-- Task to carry out --
Report, as a bare number, how many lines of the material below contain the word "when".

[Recorded data]
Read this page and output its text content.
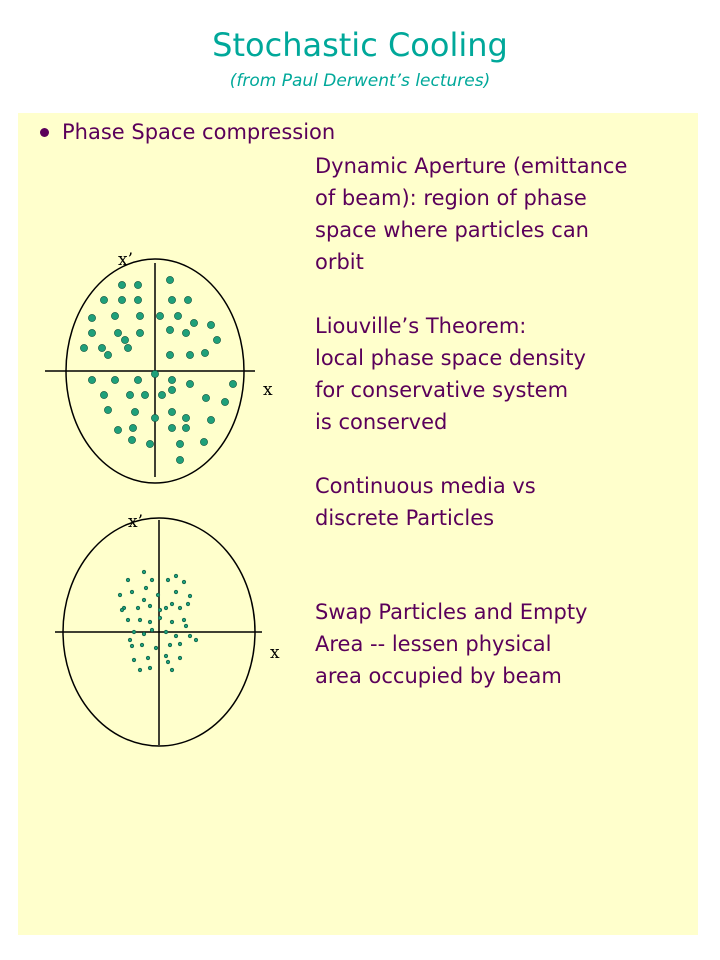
Stochastic Cooling
(from Paul Derwent’s lectures)
Phase Space compression
Dynamic Aperture (emittance
of beam): region of phase
space where particles can
orbit
Liouville’s Theorem:
local phase space density
for conservative system
is conserved
Continuous media vs
discrete Particles
Swap Particles and Empty
Area -- lessen physical
area occupied by beam
x’
x
x’
x
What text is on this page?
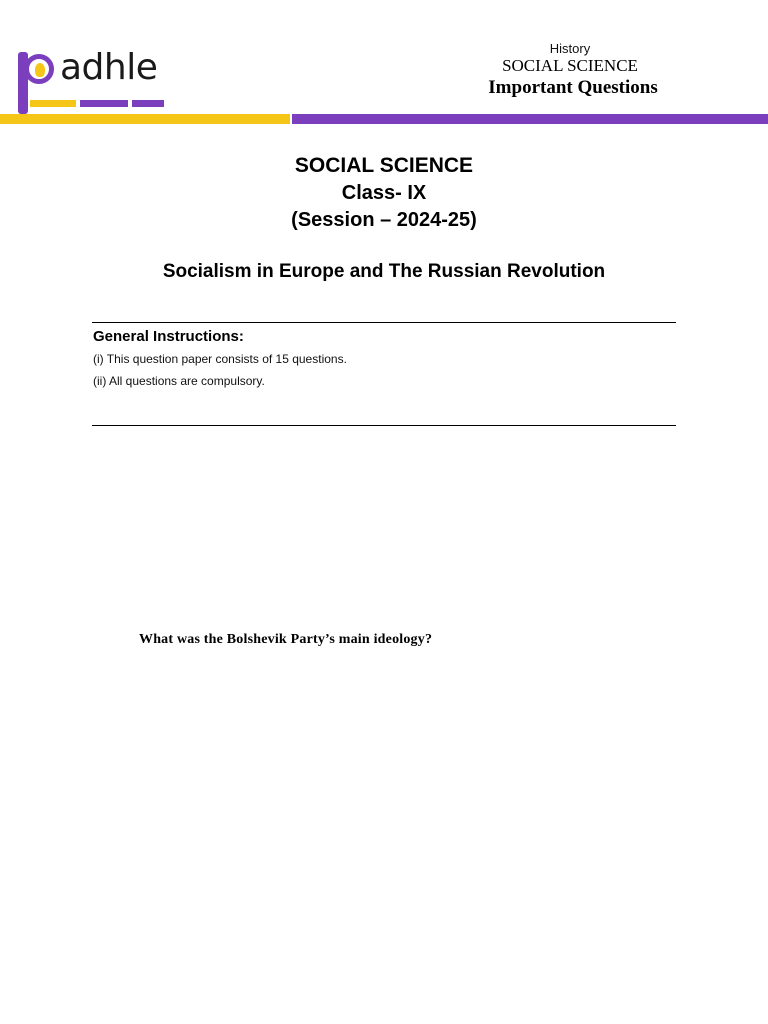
adhle	History
SOCIAL SCIENCE
Important Questions
SOCIAL SCIENCE
Class- IX
(Session – 2024-25)
Socialism in Europe and The Russian Revolution
General Instructions:
(i) This question paper consists of 15 questions.
(ii) All questions are compulsory.
What was the Bolshevik Party’s main ideology?
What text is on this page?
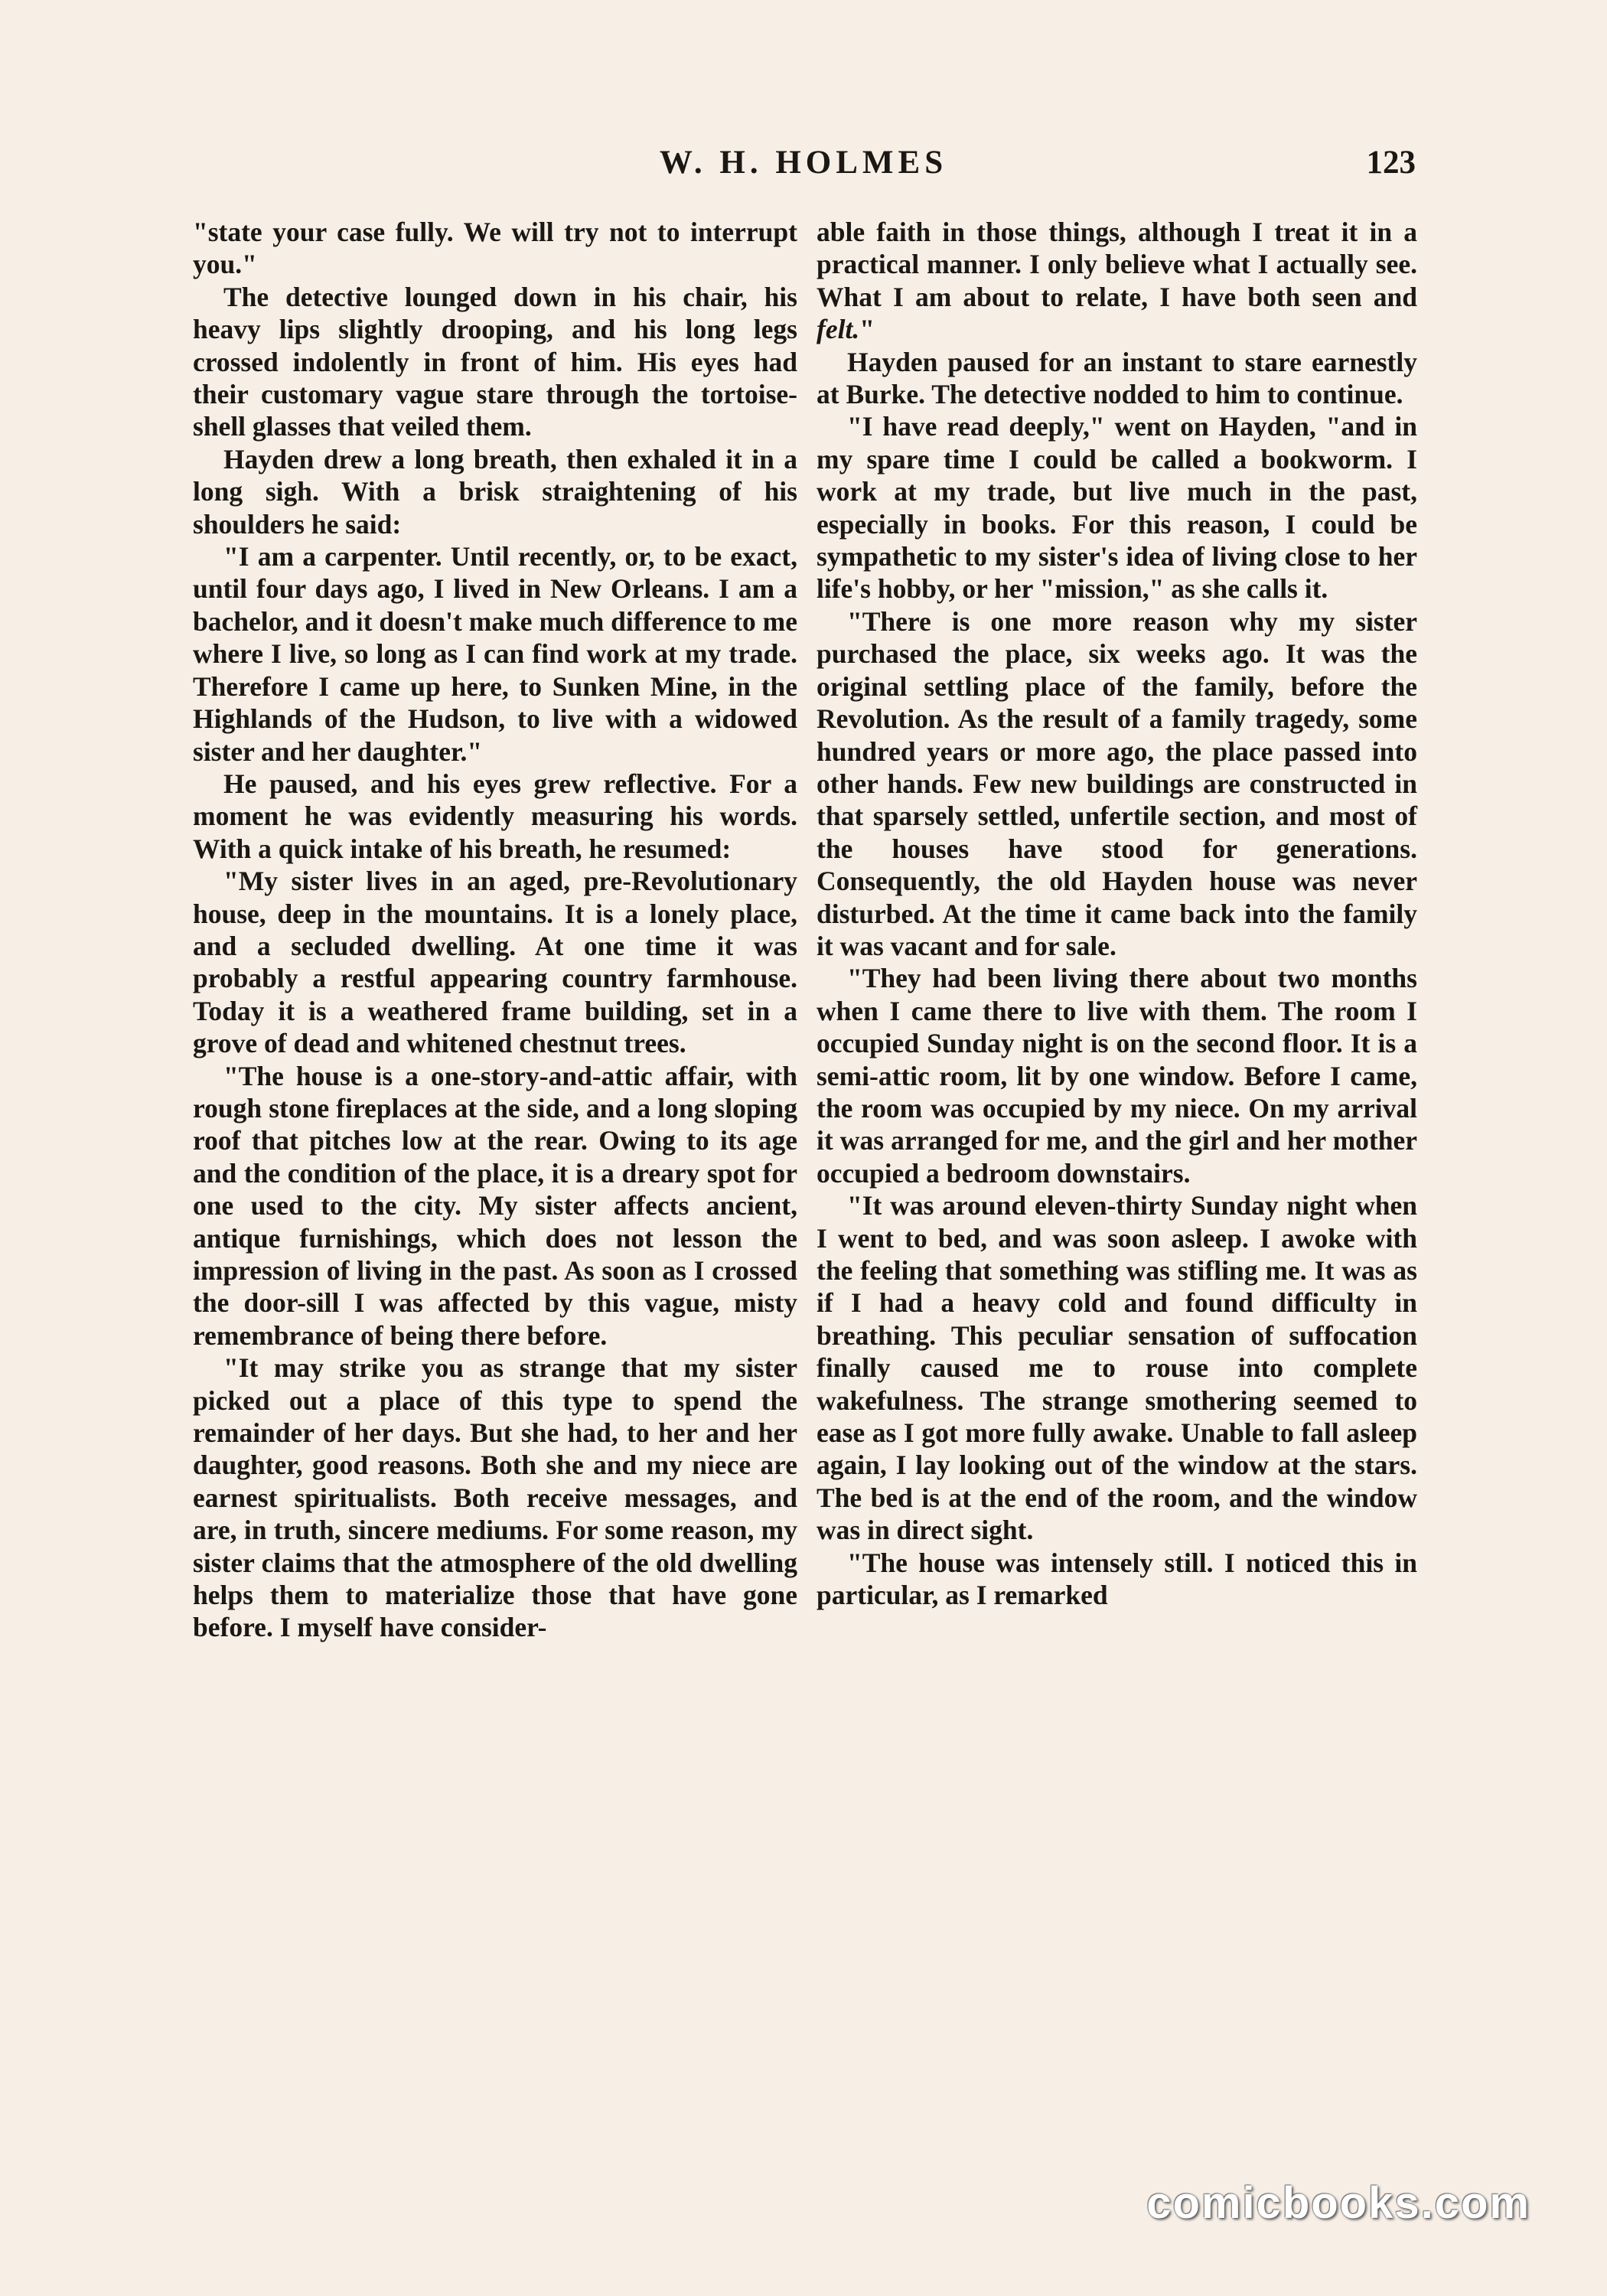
W. H. HOLMES	123

"state your case fully. We will try not to interrupt you."

The detective lounged down in his chair, his heavy lips slightly drooping, and his long legs crossed indolently in front of him. His eyes had their customary vague stare through the tortoise-shell glasses that veiled them.

Hayden drew a long breath, then exhaled it in a long sigh. With a brisk straightening of his shoulders he said:

"I am a carpenter. Until recently, or, to be exact, until four days ago, I lived in New Orleans. I am a bachelor, and it doesn't make much difference to me where I live, so long as I can find work at my trade. Therefore I came up here, to Sunken Mine, in the Highlands of the Hudson, to live with a widowed sister and her daughter."

He paused, and his eyes grew reflective. For a moment he was evidently measuring his words. With a quick intake of his breath, he resumed:

"My sister lives in an aged, pre-Revolutionary house, deep in the mountains. It is a lonely place, and a secluded dwelling. At one time it was probably a restful appearing country farmhouse. Today it is a weathered frame building, set in a grove of dead and whitened chestnut trees.

"The house is a one-story-and-attic affair, with rough stone fireplaces at the side, and a long sloping roof that pitches low at the rear. Owing to its age and the condition of the place, it is a dreary spot for one used to the city. My sister affects ancient, antique furnishings, which does not lesson the impression of living in the past. As soon as I crossed the door-sill I was affected by this vague, misty remembrance of being there before.

"It may strike you as strange that my sister picked out a place of this type to spend the remainder of her days. But she had, to her and her daughter, good reasons. Both she and my niece are earnest spiritualists. Both receive messages, and are, in truth, sincere mediums. For some reason, my sister claims that the atmosphere of the old dwelling helps them to materialize those that have gone before. I myself have consider-

able faith in those things, although I treat it in a practical manner. I only believe what I actually see. What I am about to relate, I have both seen and felt."

Hayden paused for an instant to stare earnestly at Burke. The detective nodded to him to continue.

"I have read deeply," went on Hayden, "and in my spare time I could be called a bookworm. I work at my trade, but live much in the past, especially in books. For this reason, I could be sympathetic to my sister's idea of living close to her life's hobby, or her "mission," as she calls it.

"There is one more reason why my sister purchased the place, six weeks ago. It was the original settling place of the family, before the Revolution. As the result of a family tragedy, some hundred years or more ago, the place passed into other hands. Few new buildings are constructed in that sparsely settled, unfertile section, and most of the houses have stood for generations. Consequently, the old Hayden house was never disturbed. At the time it came back into the family it was vacant and for sale.

"They had been living there about two months when I came there to live with them. The room I occupied Sunday night is on the second floor. It is a semi-attic room, lit by one window. Before I came, the room was occupied by my niece. On my arrival it was arranged for me, and the girl and her mother occupied a bedroom downstairs.

"It was around eleven-thirty Sunday night when I went to bed, and was soon asleep. I awoke with the feeling that something was stifling me. It was as if I had a heavy cold and found difficulty in breathing. This peculiar sensation of suffocation finally caused me to rouse into complete wakefulness. The strange smothering seemed to ease as I got more fully awake. Unable to fall asleep again, I lay looking out of the window at the stars. The bed is at the end of the room, and the window was in direct sight.

"The house was intensely still. I noticed this in particular, as I remarked

comicbooks.com
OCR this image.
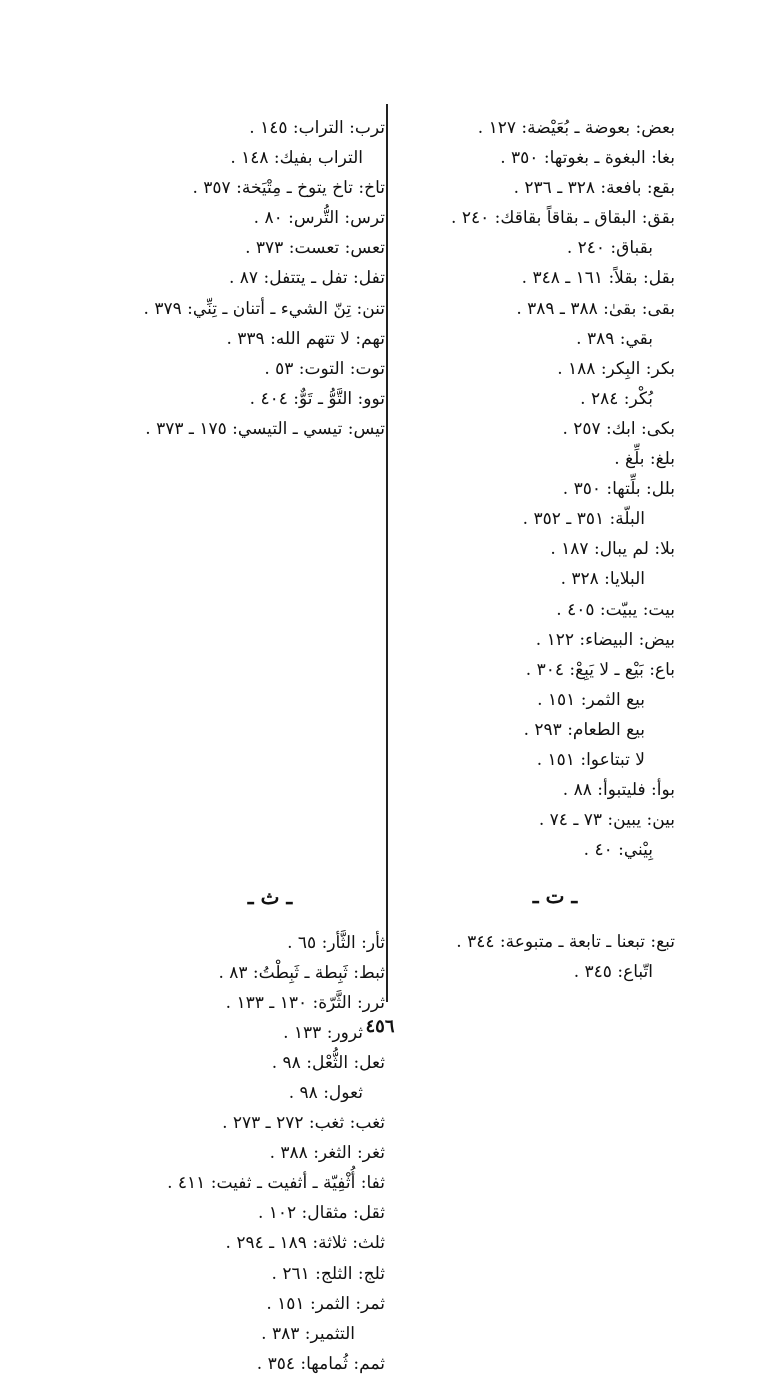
بعض: بعوضة ـ بُعَيْضة: ١٢٧ .
بغا: البغوة ـ بغوتها: ٣٥٠ .
بقع: بافعة: ٣٢٨ ـ ٢٣٦ .
بقق: البقاق ـ بقاقاً بقاقك: ٢٤٠ .
بقباق: ٢٤٠ .
بقل: بقلاً: ١٦١ ـ ٣٤٨ .
بقى: بقىٰ: ٣٨٨ ـ ٣٨٩ .
بقي: ٣٨٩ .
بكر: البِكر: ١٨٨ .
بُكْر: ٢٨٤ .
بكى: ابك: ٢٥٧ .
بلغ: بلِّغ .
بلل: بلِّتها: ٣٥٠ .
البلّة: ٣٥١ ـ ٣٥٢ .
بلا: لم يبال: ١٨٧ .
البلايا: ٣٢٨ .
بيت: يبيّت: ٤٠٥ .
بيض: البيضاء: ١٢٢ .
باع: بَيْع ـ لا يَبِعْ: ٣٠٤ .
بيع الثمر: ١٥١ .
بيع الطعام: ٢٩٣ .
لا تبتاعوا: ١٥١ .
بوأ: فليتبوأ: ٨٨ .
بين: يبين: ٧٣ ـ ٧٤ .
بِيْني: ٤٠ .
ـ ت ـ
تبع: تبعنا ـ تابعة ـ متبوعة: ٣٤٤ .
اتّباع: ٣٤٥ .
ترب: التراب: ١٤٥ .
التراب بفيك: ١٤٨ .
تاخ: تاخ يتوخ ـ مِتْيَخة: ٣٥٧ .
ترس: التُّرس: ٨٠ .
تعس: تعست: ٣٧٣ .
تفل: تفل ـ يتتفل: ٨٧ .
تنن: تِنّ الشيء ـ أتنان ـ تِنِّي: ٣٧٩ .
تهم: لا تتهم الله: ٣٣٩ .
توت: التوت: ٥٣ .
توو: التَّوُّ ـ تَوٌّ: ٤٠٤ .
تيس: تيسي ـ التيسي: ١٧٥ ـ ٣٧٣ .
ـ ث ـ
ثأر: الثَّأر: ٦٥ .
ثبط: ثَبِطة ـ ثَبِطْتُ: ٨٣ .
ثرر: الثَّرّة: ١٣٠ ـ ١٣٣ .
ثرور: ١٣٣ .
ثعل: الثُّعْل: ٩٨ .
ثعول: ٩٨ .
ثغب: ثغب: ٢٧٢ ـ ٢٧٣ .
ثغر: الثغر: ٣٨٨ .
ثفا: أُثْفِيّة ـ أثفيت ـ ثفيت: ٤١١ .
ثقل: مثقال: ١٠٢ .
ثلث: ثلاثة: ١٨٩ ـ ٢٩٤ .
ثلج: الثلج: ٢٦١ .
ثمر: الثمر: ١٥١ .
التثمير: ٣٨٣ .
ثمم: ثُمامها: ٣٥٤ .
٤٥٦
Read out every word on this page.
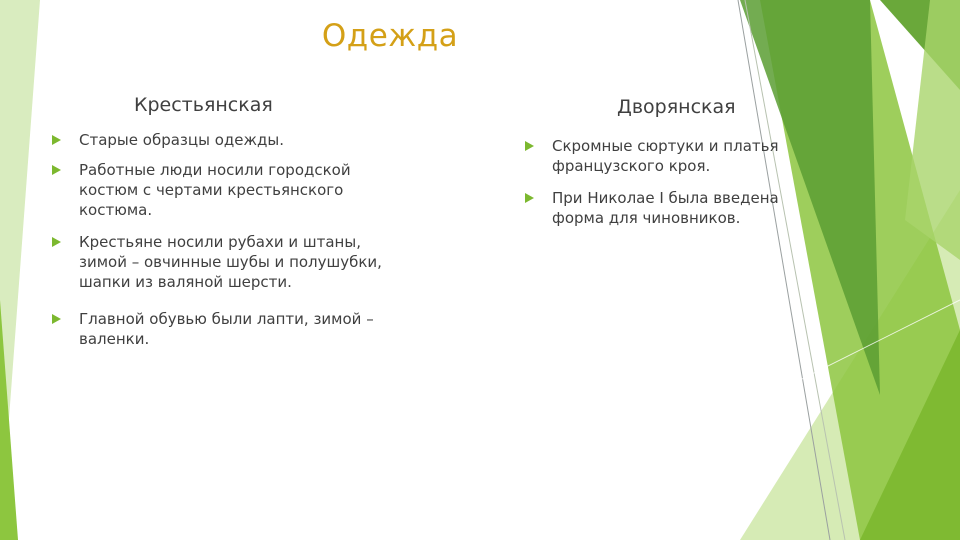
Одежда
Крестьянская
Старые образцы одежды.
Работные люди носили городской костюм с чертами крестьянского костюма.
Крестьяне носили рубахи и штаны, зимой – овчинные шубы и полушубки, шапки из валяной шерсти.
Главной обувью были лапти, зимой – валенки.
Дворянская
Скромные сюртуки и платья французского кроя.
При Николае I была введена форма для чиновников.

-- Expected answer --
2